**** DATA IN THIS EXERCISE ****

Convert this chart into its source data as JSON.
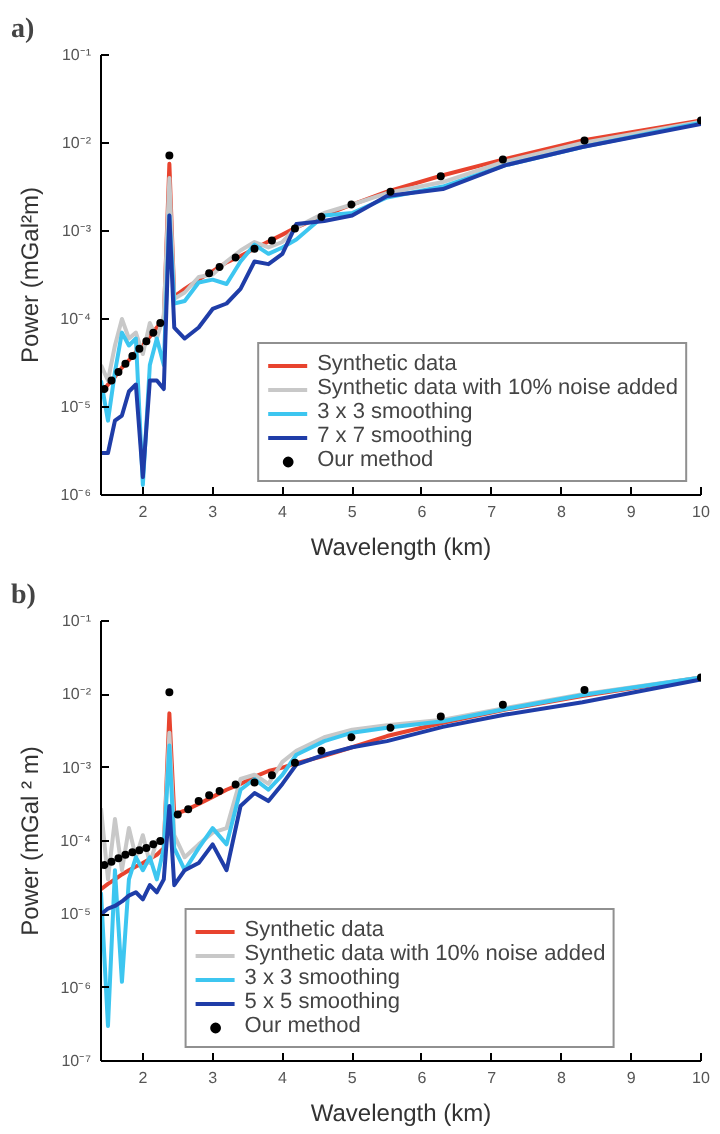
{
  "chart_data": [
    {
      "type": "line",
      "title": "a)",
      "xlabel": "Wavelength (km)",
      "ylabel": "Power (mGal²m)",
      "log": "y",
      "grid": false,
      "legend": "bottom right",
      "xlim": [
        1.4,
        10
      ],
      "ylim": [
        1e-06,
        0.1
      ],
      "xticks": [
        2,
        3,
        4,
        5,
        6,
        7,
        8,
        9,
        10
      ],
      "yticks": [
        {
          "value": 1e-06,
          "label": "10⁻⁶"
        },
        {
          "value": 1e-05,
          "label": "10⁻⁵"
        },
        {
          "value": 0.0001,
          "label": "10⁻⁴"
        },
        {
          "value": 0.001,
          "label": "10⁻³"
        },
        {
          "value": 0.01,
          "label": "10⁻²"
        },
        {
          "value": 0.1,
          "label": "10⁻¹"
        }
      ],
      "x": [
        1.4,
        1.5,
        1.6,
        1.7,
        1.8,
        1.9,
        2.0,
        2.1,
        2.2,
        2.3,
        2.38,
        2.45,
        2.6,
        2.8,
        3.0,
        3.2,
        3.4,
        3.6,
        3.8,
        4.0,
        4.2,
        4.6,
        5.0,
        5.5,
        6.3,
        7.2,
        8.3,
        10
      ],
      "series": [
        {
          "name": "Synthetic data",
          "color": "#e8432e",
          "values": [
            1.4e-05,
            1.8e-05,
            2.2e-05,
            2.8e-05,
            3.4e-05,
            4.2e-05,
            5e-05,
            6.3e-05,
            8e-05,
            0.0001,
            0.0058,
            0.00018,
            0.00022,
            0.00028,
            0.00035,
            0.00044,
            0.00052,
            0.00063,
            0.00076,
            0.00091,
            0.0011,
            0.0015,
            0.002,
            0.0028,
            0.0043,
            0.0066,
            0.0107,
            0.018
          ]
        },
        {
          "name": "Synthetic data with 10% noise added",
          "color": "#c8c8c8",
          "values": [
            3e-05,
            2e-05,
            5e-05,
            0.0001,
            6e-05,
            7e-05,
            4e-05,
            9e-05,
            6e-05,
            0.00011,
            0.004,
            0.00017,
            0.0002,
            0.0003,
            0.00032,
            0.00045,
            0.0006,
            0.00075,
            0.00065,
            0.00075,
            0.0011,
            0.0016,
            0.002,
            0.0027,
            0.0036,
            0.0062,
            0.01,
            0.0175
          ]
        },
        {
          "name": "3 x 3 smoothing",
          "color": "#3dc6f0",
          "values": [
            2e-05,
            7e-06,
            2.5e-05,
            7e-05,
            5e-05,
            6e-05,
            1.3e-06,
            3e-05,
            6e-05,
            3e-05,
            0.0015,
            0.00015,
            0.00016,
            0.00026,
            0.00028,
            0.00025,
            0.00045,
            0.0007,
            0.00055,
            0.00065,
            0.0008,
            0.0015,
            0.0016,
            0.0024,
            0.0032,
            0.0056,
            0.009,
            0.017
          ]
        },
        {
          "name": "7 x 7 smoothing",
          "color": "#1f3da8",
          "values": [
            3e-06,
            3e-06,
            7e-06,
            8e-06,
            1.5e-05,
            1.8e-05,
            1.6e-06,
            2e-05,
            2e-05,
            1.6e-05,
            0.0015,
            8e-05,
            6e-05,
            8e-05,
            0.00013,
            0.00015,
            0.00022,
            0.00045,
            0.00042,
            0.00055,
            0.0012,
            0.0013,
            0.0015,
            0.0025,
            0.003,
            0.0056,
            0.009,
            0.0165
          ]
        },
        {
          "name": "Our method",
          "type": "scatter",
          "marker": "circle",
          "color": "#000000",
          "x": [
            1.45,
            1.55,
            1.65,
            1.75,
            1.85,
            1.95,
            2.05,
            2.15,
            2.25,
            2.38,
            2.95,
            3.1,
            3.33,
            3.6,
            3.85,
            4.18,
            4.56,
            4.99,
            5.55,
            6.27,
            7.16,
            8.33,
            10
          ],
          "values": [
            1.6e-05,
            2e-05,
            2.5e-05,
            3.1e-05,
            3.8e-05,
            4.6e-05,
            5.6e-05,
            7e-05,
            9e-05,
            0.0072,
            0.00033,
            0.00039,
            0.0005,
            0.00063,
            0.00078,
            0.00107,
            0.00145,
            0.002,
            0.0028,
            0.0042,
            0.0065,
            0.0107,
            0.018
          ]
        }
      ]
    },
    {
      "type": "line",
      "title": "b)",
      "xlabel": "Wavelength (km)",
      "ylabel": "Power (mGal ² m)",
      "log": "y",
      "grid": false,
      "legend": "bottom",
      "xlim": [
        1.4,
        10
      ],
      "ylim": [
        1e-07,
        0.1
      ],
      "xticks": [
        2,
        3,
        4,
        5,
        6,
        7,
        8,
        9,
        10
      ],
      "yticks": [
        {
          "value": 1e-07,
          "label": "10⁻⁷"
        },
        {
          "value": 1e-06,
          "label": "10⁻⁶"
        },
        {
          "value": 1e-05,
          "label": "10⁻⁵"
        },
        {
          "value": 0.0001,
          "label": "10⁻⁴"
        },
        {
          "value": 0.001,
          "label": "10⁻³"
        },
        {
          "value": 0.01,
          "label": "10⁻²"
        },
        {
          "value": 0.1,
          "label": "10⁻¹"
        }
      ],
      "x": [
        1.4,
        1.5,
        1.6,
        1.7,
        1.8,
        1.9,
        2.0,
        2.1,
        2.2,
        2.3,
        2.38,
        2.45,
        2.6,
        2.8,
        3.0,
        3.2,
        3.4,
        3.6,
        3.8,
        4.0,
        4.2,
        4.6,
        5.0,
        5.5,
        6.3,
        7.2,
        8.3,
        10
      ],
      "series": [
        {
          "name": "Synthetic data",
          "color": "#e8432e",
          "values": [
            2.2e-05,
            2.6e-05,
            3e-05,
            3.5e-05,
            4e-05,
            4.5e-05,
            5e-05,
            5.7e-05,
            6.5e-05,
            8e-05,
            0.0055,
            0.00023,
            0.00026,
            0.00032,
            0.0004,
            0.0005,
            0.0006,
            0.00075,
            0.0009,
            0.001,
            0.00115,
            0.00145,
            0.0019,
            0.0027,
            0.0041,
            0.0062,
            0.0095,
            0.017
          ]
        },
        {
          "name": "Synthetic data with 10% noise added",
          "color": "#c8c8c8",
          "values": [
            0.00028,
            3e-05,
            0.0002,
            4e-05,
            0.00015,
            6e-05,
            0.00012,
            5e-05,
            0.0001,
            9e-05,
            0.003,
            0.00012,
            6e-05,
            9e-05,
            0.00013,
            0.00015,
            0.0007,
            0.0008,
            0.0006,
            0.0012,
            0.0017,
            0.0026,
            0.0033,
            0.0038,
            0.0045,
            0.0065,
            0.01,
            0.017
          ]
        },
        {
          "name": "3 x 3 smoothing",
          "color": "#3dc6f0",
          "values": [
            2e-05,
            3e-07,
            4e-05,
            1.2e-06,
            3e-05,
            6e-05,
            4e-05,
            6e-05,
            3e-05,
            8e-05,
            0.002,
            8e-05,
            4e-05,
            8e-05,
            0.00015,
            9e-05,
            0.0005,
            0.0007,
            0.0005,
            0.0008,
            0.0015,
            0.0023,
            0.003,
            0.0035,
            0.0043,
            0.0063,
            0.0098,
            0.017
          ]
        },
        {
          "name": "5 x 5 smoothing",
          "color": "#1f3da8",
          "values": [
            1e-05,
            1.2e-05,
            1.3e-05,
            1.5e-05,
            1.8e-05,
            2e-05,
            1.6e-05,
            2.5e-05,
            2e-05,
            3e-05,
            0.0003,
            2.5e-05,
            4e-05,
            5e-05,
            9e-05,
            4e-05,
            0.0003,
            0.00045,
            0.00035,
            0.0006,
            0.0011,
            0.0015,
            0.0019,
            0.0023,
            0.0036,
            0.0053,
            0.0078,
            0.016
          ]
        },
        {
          "name": "Our method",
          "type": "scatter",
          "marker": "circle",
          "color": "#000000",
          "x": [
            1.45,
            1.55,
            1.65,
            1.75,
            1.85,
            1.95,
            2.05,
            2.15,
            2.25,
            2.38,
            2.5,
            2.65,
            2.8,
            2.95,
            3.1,
            3.33,
            3.6,
            3.85,
            4.18,
            4.56,
            4.99,
            5.55,
            6.27,
            7.16,
            8.33,
            10
          ],
          "values": [
            4.7e-05,
            5.2e-05,
            5.8e-05,
            6.5e-05,
            7e-05,
            7.5e-05,
            8e-05,
            9e-05,
            0.0001,
            0.0107,
            0.00023,
            0.00027,
            0.00035,
            0.00042,
            0.00048,
            0.00059,
            0.00063,
            0.00079,
            0.00117,
            0.0017,
            0.0026,
            0.0035,
            0.005,
            0.0072,
            0.0115,
            0.017
          ]
        }
      ]
    }
  ]
}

****

PROBLEM TO WORK ON – Extract all lines of the records above that include "smoothing".

RESULT OF THE EXERCISE –
          "name": "3 x 3 smoothing",
          "name": "7 x 7 smoothing",
          "name": "3 x 3 smoothing",
          "name": "5 x 5 smoothing",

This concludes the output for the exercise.